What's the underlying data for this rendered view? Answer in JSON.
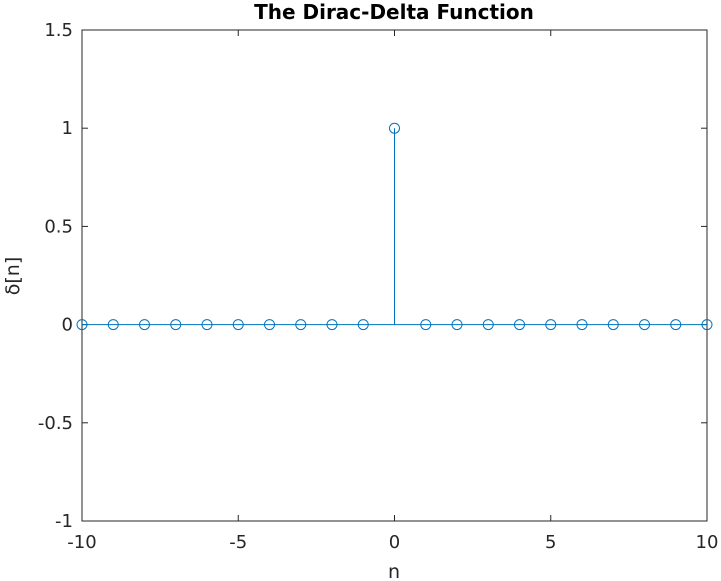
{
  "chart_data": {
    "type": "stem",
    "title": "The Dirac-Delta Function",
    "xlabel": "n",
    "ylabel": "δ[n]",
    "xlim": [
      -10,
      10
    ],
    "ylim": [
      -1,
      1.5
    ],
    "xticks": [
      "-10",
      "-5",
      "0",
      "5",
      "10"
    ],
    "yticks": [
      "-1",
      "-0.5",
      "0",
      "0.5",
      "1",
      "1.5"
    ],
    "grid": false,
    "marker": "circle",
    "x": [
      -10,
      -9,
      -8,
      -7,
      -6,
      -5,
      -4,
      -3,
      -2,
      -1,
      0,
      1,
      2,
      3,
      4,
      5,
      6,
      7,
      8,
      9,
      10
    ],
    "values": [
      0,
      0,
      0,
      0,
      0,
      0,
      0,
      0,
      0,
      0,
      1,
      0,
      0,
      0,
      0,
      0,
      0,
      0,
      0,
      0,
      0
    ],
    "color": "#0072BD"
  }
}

********************

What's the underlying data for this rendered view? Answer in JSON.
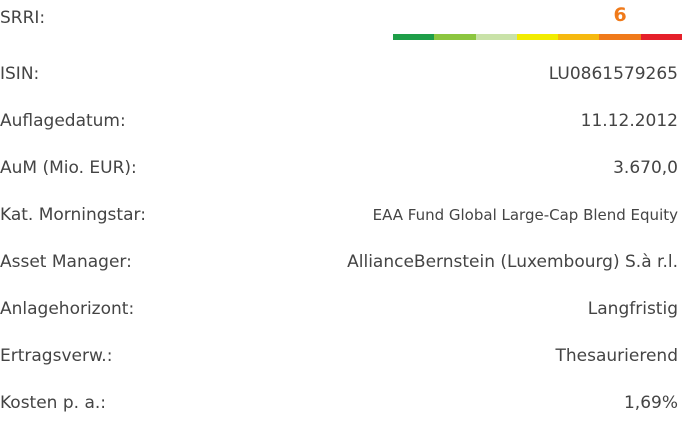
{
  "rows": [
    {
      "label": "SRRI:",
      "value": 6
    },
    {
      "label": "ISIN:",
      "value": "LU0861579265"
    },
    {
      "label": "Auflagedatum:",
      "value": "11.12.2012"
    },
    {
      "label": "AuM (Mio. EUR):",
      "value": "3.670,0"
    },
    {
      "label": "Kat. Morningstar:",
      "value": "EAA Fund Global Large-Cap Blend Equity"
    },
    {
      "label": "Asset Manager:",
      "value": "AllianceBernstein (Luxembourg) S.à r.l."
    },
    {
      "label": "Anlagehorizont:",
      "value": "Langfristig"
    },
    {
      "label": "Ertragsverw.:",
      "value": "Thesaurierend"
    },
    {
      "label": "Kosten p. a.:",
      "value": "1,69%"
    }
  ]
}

********************

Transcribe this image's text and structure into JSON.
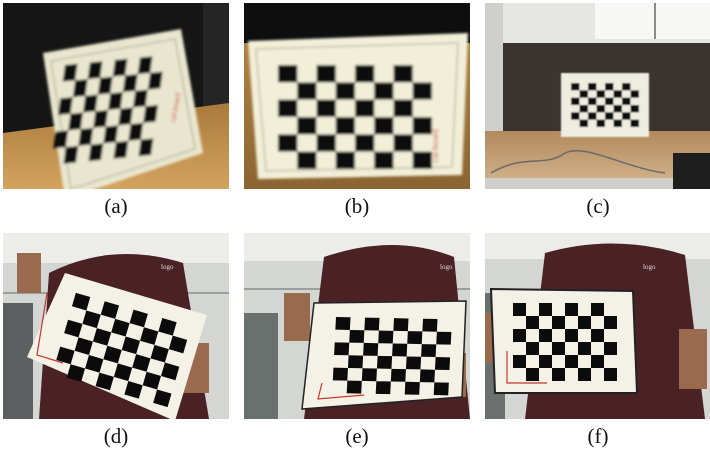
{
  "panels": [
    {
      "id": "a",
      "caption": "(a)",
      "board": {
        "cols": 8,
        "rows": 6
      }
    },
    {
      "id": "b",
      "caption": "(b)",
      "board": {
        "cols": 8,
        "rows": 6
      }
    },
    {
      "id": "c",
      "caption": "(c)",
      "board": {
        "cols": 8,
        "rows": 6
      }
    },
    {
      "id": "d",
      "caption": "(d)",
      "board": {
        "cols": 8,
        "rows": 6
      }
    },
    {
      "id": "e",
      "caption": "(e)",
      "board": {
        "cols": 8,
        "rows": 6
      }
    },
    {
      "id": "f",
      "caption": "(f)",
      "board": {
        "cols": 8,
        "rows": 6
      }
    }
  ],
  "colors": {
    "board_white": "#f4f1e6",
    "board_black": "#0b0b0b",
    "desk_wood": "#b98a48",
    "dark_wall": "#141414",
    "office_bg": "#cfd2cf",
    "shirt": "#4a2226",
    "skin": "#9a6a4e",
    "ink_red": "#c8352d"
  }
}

********************

Find every line that holds "caption" and copy it.

      "caption": "(a)",
      "caption": "(b)",
      "caption": "(c)",
      "caption": "(d)",
      "caption": "(e)",
      "caption": "(f)",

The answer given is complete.